BRANO ESTRATTO =>
:::

Lockdown nemico della forma. Il “tutti chiusi in casa” ha provocato guai. È scattata la guerra alla bilancia per i vicentini. Non per tutti, ovviamente. Ma per molti è stato così. E gli effetti continuano a restare appiccicati addosso. 

 

Gli esperti sono concordi. In media siamo ingrassati di 4 chili e mezzo - 5 chili dopo i mesi vissuti tra cucina, salotto, camera da letto, tra fornelli consolatori, poltrona, tv e cuscino. Due le cause, spiega una specialista di diete e calorie, la dottoressa Emiliana Giusti: «C’è stata una completa inattività fisica. Anche chi andava al lavoro a piedi non ha potuto farlo, e magari era l’unico movimento che faceva. A questo si è unito il fatto che la sola possibilità di uscire era recarsi al supermercato. Quindi, l’unica valvola di sfogo era andare in un luogo dove si compra cibo, e qui ricerca sfrenata di manicaretti soprattutto panificati». In effetti, c’è stata una caccia al lievito, alla farina e alle uova, scomparsi dagli scaffali. E nelle settimane della maxi-quarantena fra le mura domestiche la spesa per l’alimentazione è cresciuta del 20 per cento.

:::

ELENCO DEI DATI =>
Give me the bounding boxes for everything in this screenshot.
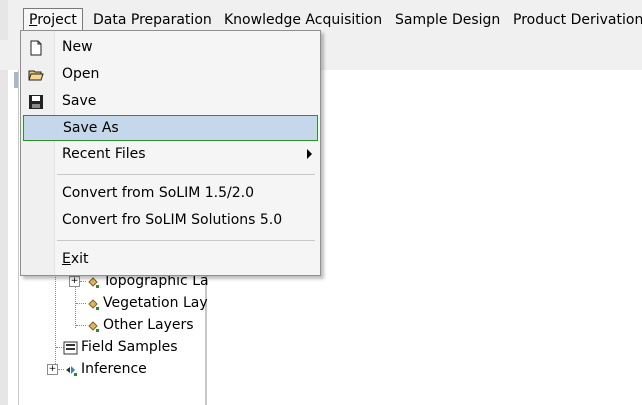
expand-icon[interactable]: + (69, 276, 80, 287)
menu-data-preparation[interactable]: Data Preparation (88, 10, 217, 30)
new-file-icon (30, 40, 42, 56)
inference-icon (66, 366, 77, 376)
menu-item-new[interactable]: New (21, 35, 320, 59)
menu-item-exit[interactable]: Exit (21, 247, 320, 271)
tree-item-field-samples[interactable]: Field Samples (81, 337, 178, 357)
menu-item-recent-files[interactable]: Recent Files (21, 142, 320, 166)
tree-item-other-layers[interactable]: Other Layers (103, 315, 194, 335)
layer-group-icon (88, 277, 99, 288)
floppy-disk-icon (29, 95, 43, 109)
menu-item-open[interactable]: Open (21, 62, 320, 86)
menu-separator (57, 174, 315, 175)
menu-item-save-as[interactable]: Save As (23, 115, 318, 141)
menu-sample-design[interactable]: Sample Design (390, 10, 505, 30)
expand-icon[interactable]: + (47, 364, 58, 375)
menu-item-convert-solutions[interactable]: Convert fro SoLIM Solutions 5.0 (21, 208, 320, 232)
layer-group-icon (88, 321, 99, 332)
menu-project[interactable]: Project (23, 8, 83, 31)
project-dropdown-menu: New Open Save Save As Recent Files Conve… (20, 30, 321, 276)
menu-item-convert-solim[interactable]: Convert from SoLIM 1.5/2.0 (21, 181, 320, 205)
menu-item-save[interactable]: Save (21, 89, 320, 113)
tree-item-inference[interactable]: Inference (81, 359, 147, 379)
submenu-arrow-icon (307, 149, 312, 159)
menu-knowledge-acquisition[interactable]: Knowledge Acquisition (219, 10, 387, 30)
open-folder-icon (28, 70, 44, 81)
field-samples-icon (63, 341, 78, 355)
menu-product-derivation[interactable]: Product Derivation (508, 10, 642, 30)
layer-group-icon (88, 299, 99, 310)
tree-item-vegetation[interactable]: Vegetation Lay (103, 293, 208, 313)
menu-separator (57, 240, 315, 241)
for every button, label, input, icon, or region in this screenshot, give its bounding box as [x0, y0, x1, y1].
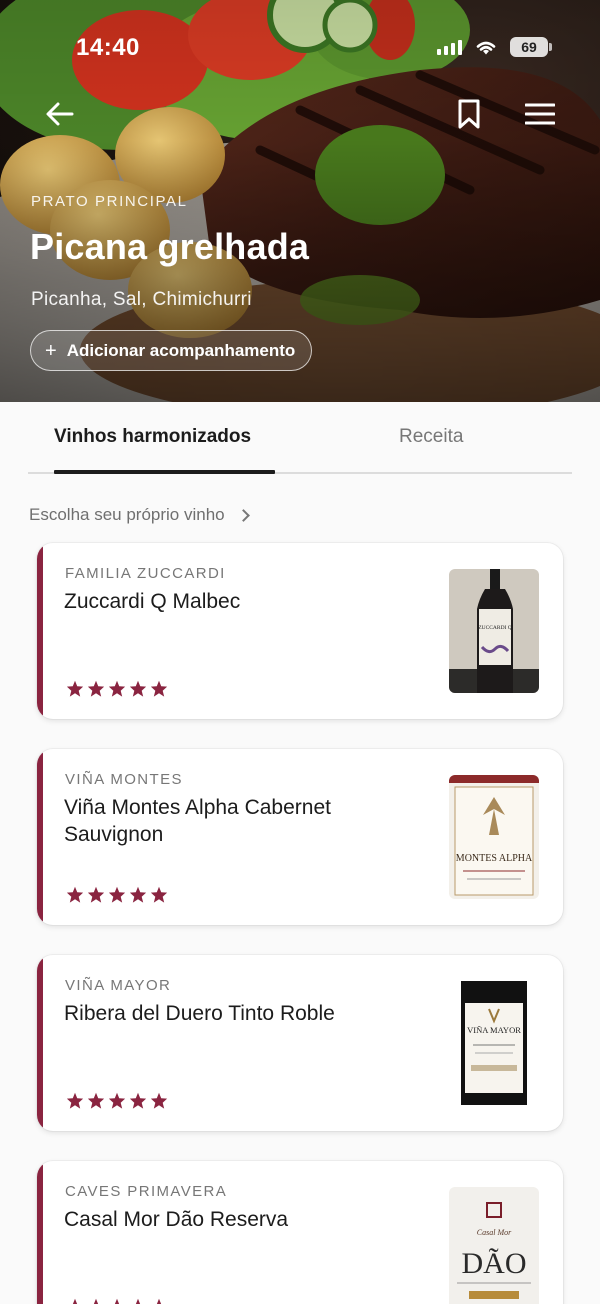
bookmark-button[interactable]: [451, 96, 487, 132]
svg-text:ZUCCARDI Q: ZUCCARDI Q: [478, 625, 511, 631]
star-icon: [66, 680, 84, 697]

:::

CONSEGNA DEL COMPITO =>
Riporti per intero il brano sull'aumento di peso durante il lockdown, senza alcuna modifica. Si faccia riferimento unicamente al brano.

ESERCIZIO SVOLTO =>
Lockdown nemico della forma. Il “tutti chiusi in casa” ha provocato guai. È scattata la guerra alla bilancia per i vicentini. Non per tutti, ovviamente. Ma per molti è stato così. E gli effetti continuano a restare appiccicati addosso. 

 

Gli esperti sono concordi. In media siamo ingrassati di 4 chili e mezzo - 5 chili dopo i mesi vissuti tra cucina, salotto, camera da letto, tra fornelli consolatori, poltrona, tv e cuscino. Due le cause, spiega una specialista di diete e calorie, la dottoressa Emiliana Giusti: «C’è stata una completa inattività fisica. Anche chi andava al lavoro a piedi non ha potuto farlo, e magari era l’unico movimento che faceva. A questo si è unito il fatto che la sola possibilità di uscire era recarsi al supermercato. Quindi, l’unica valvola di sfogo era andare in un luogo dove si compra cibo, e qui ricerca sfrenata di manicaretti soprattutto panificati». In effetti, c’è stata una caccia al lievito, alla farina e alle uova, scomparsi dagli scaffali. E nelle settimane della maxi-quarantena fra le mura domestiche la spesa per l’alimentazione è cresciuta del 20 per cento.